— start of DATA LISTING —
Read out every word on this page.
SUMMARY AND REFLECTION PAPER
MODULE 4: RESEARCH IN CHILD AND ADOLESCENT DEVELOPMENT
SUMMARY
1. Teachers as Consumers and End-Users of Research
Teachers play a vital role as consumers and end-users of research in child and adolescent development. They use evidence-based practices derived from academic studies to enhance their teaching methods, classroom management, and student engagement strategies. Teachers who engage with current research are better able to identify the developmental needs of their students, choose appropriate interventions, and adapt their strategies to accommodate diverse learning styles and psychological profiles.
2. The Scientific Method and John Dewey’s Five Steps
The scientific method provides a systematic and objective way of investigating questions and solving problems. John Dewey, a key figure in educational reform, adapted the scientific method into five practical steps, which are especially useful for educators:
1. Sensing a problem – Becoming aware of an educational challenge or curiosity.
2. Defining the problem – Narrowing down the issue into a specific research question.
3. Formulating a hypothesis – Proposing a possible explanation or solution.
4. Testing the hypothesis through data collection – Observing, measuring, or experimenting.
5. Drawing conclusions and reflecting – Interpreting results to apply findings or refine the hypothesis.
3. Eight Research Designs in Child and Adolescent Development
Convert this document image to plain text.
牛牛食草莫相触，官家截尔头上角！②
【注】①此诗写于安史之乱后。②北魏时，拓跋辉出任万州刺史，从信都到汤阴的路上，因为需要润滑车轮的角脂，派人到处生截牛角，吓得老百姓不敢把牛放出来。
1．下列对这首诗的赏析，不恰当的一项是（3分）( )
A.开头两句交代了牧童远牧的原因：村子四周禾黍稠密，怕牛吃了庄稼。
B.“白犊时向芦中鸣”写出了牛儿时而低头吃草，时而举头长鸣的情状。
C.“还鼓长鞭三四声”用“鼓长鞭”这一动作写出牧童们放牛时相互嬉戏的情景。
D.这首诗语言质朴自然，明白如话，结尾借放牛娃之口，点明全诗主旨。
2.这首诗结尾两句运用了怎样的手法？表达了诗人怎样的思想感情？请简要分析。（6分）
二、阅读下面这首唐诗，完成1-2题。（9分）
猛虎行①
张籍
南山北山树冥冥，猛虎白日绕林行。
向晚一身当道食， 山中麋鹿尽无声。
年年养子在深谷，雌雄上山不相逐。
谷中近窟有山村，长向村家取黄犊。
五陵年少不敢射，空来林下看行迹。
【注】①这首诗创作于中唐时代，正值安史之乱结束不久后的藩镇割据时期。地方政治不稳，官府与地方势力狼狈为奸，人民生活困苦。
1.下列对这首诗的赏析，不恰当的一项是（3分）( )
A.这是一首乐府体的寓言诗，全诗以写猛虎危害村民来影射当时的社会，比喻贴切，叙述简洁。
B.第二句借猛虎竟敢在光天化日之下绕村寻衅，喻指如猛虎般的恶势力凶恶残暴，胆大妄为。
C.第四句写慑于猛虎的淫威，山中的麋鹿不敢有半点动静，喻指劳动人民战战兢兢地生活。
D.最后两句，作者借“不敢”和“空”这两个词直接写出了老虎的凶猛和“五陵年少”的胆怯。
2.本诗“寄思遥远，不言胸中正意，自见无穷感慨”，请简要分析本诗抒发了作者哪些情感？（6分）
— end of DATA LISTING —
— start of DATA LISTING —
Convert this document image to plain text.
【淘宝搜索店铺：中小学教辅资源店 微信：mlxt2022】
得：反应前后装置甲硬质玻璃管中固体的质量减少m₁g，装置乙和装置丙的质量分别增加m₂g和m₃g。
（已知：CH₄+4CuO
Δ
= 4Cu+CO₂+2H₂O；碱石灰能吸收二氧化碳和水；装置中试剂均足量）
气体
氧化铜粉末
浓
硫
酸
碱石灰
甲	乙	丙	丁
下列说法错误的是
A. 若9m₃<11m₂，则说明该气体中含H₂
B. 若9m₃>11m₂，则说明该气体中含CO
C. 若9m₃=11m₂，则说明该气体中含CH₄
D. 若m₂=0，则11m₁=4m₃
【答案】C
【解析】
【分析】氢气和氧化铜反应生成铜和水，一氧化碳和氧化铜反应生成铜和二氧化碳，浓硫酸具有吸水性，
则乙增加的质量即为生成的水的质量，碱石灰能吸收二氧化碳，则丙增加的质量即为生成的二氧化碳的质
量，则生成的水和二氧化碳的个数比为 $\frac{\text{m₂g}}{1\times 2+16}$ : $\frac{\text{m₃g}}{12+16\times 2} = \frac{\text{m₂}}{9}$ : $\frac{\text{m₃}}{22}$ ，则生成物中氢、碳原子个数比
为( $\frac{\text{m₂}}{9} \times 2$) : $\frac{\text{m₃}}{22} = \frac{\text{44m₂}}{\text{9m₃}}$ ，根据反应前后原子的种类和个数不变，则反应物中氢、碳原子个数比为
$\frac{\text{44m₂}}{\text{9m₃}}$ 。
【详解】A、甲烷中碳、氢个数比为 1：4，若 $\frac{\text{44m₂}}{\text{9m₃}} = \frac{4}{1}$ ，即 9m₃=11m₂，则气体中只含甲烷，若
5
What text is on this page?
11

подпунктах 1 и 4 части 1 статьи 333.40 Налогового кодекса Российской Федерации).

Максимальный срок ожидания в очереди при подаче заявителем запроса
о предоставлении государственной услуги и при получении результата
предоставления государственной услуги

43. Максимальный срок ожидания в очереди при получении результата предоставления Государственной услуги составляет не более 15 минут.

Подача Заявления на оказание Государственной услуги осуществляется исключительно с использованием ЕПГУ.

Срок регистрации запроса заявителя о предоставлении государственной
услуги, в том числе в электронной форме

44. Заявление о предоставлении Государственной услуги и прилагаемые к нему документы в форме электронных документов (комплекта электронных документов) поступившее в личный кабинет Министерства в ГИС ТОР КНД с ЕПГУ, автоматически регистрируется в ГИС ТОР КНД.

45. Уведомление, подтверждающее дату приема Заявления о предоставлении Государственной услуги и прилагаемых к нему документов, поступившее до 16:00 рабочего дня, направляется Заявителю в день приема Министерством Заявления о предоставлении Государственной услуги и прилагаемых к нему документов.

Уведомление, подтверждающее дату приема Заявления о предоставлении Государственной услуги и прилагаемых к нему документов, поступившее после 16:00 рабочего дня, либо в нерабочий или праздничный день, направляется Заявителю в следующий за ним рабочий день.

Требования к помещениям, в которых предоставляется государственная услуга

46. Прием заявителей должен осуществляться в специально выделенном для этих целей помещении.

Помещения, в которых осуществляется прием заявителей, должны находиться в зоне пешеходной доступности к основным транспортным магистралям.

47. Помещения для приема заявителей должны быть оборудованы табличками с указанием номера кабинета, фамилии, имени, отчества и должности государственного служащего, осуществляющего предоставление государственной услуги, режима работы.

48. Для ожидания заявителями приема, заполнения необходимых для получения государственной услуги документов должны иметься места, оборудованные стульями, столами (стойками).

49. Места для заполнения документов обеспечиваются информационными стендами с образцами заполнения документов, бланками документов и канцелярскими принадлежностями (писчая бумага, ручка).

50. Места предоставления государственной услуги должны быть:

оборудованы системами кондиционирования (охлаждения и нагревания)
— end of DATA LISTING —
— start of DATA LISTING —
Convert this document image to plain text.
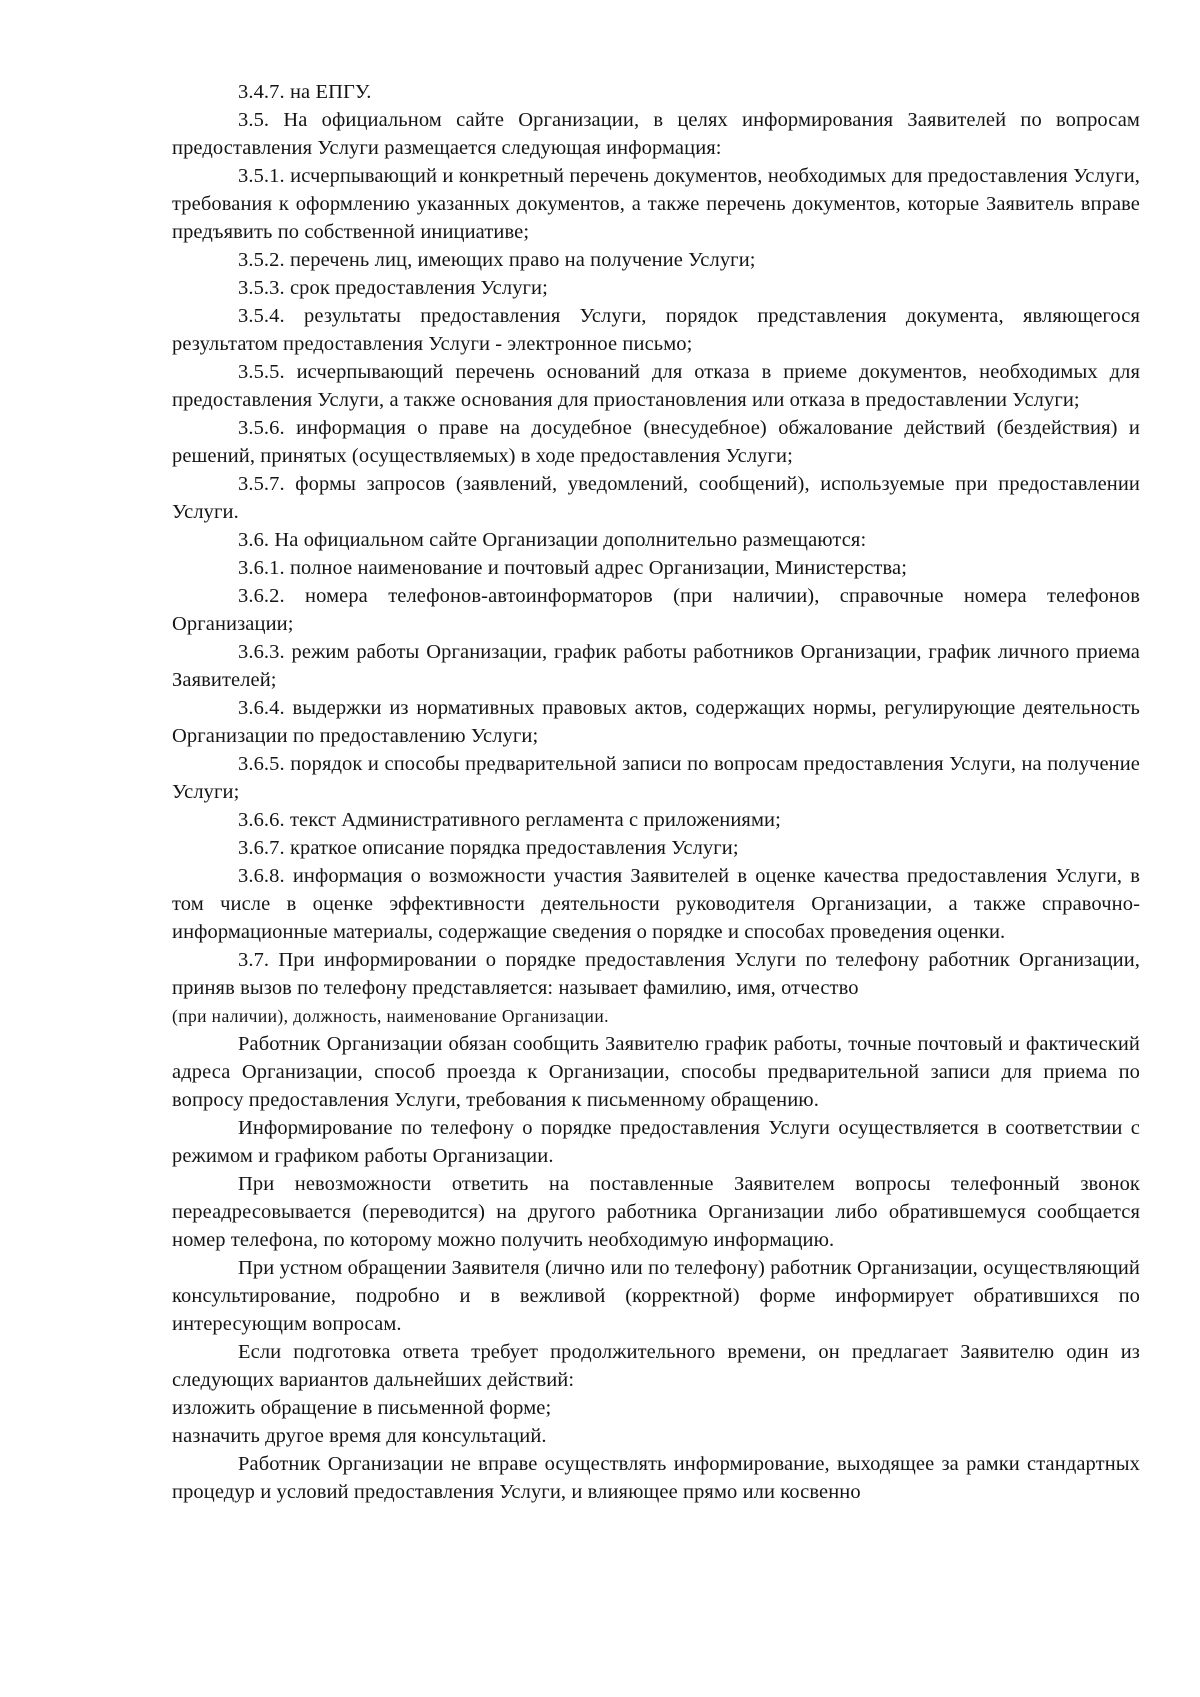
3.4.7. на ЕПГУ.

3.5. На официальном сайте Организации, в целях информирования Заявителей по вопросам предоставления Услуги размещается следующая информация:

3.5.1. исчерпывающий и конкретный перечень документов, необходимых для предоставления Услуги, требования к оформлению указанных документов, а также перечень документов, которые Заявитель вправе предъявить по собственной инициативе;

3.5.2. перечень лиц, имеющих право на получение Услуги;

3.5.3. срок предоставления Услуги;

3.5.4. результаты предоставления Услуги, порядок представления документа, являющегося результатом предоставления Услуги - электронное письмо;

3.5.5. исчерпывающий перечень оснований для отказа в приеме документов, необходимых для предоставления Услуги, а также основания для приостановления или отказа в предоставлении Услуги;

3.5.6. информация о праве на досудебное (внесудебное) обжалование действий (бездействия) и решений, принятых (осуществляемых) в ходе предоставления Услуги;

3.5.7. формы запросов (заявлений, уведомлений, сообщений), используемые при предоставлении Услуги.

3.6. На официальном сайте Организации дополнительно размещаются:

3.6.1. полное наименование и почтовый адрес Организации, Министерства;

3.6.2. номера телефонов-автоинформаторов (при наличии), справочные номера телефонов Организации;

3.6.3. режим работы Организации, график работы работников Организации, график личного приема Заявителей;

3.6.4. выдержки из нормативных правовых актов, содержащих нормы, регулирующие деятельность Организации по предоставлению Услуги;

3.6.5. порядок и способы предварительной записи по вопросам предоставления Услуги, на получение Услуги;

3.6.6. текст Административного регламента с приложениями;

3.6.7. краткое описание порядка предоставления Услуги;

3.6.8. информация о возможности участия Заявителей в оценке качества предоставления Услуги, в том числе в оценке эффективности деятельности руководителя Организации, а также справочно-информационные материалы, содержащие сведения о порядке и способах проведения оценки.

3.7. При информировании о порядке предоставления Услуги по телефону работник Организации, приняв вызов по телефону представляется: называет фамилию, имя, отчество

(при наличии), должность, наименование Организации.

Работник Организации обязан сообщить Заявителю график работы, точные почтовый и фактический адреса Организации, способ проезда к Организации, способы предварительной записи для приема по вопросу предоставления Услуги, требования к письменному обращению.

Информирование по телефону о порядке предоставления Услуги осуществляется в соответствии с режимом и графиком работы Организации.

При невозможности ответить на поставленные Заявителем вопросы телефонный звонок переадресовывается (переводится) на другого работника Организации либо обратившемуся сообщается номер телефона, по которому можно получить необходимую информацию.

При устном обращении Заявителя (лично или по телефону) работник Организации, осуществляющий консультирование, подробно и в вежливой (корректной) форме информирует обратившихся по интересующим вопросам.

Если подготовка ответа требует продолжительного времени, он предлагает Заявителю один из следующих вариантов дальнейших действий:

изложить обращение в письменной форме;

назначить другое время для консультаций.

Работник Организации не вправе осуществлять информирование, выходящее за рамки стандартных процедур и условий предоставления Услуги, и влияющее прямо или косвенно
— end of DATA LISTING —
**WORK TO BE COMPLETED:** Collect each line of the entries that has the word "информация", copying it in full.

**OUTPUT:**
3.5. На официальном сайте Организации, в целях информирования Заявителей по вопросам предоставления Услуги размещается следующая информация:
3.5.6. информация о праве на досудебное (внесудебное) обжалование действий (бездействия) и решений, принятых (осуществляемых) в ходе предоставления Услуги;
3.6.8. информация о возможности участия Заявителей в оценке качества предоставления Услуги, в том числе в оценке эффективности деятельности руководителя Организации, а также справочно-информационные материалы, содержащие сведения о порядке и способах проведения оценки.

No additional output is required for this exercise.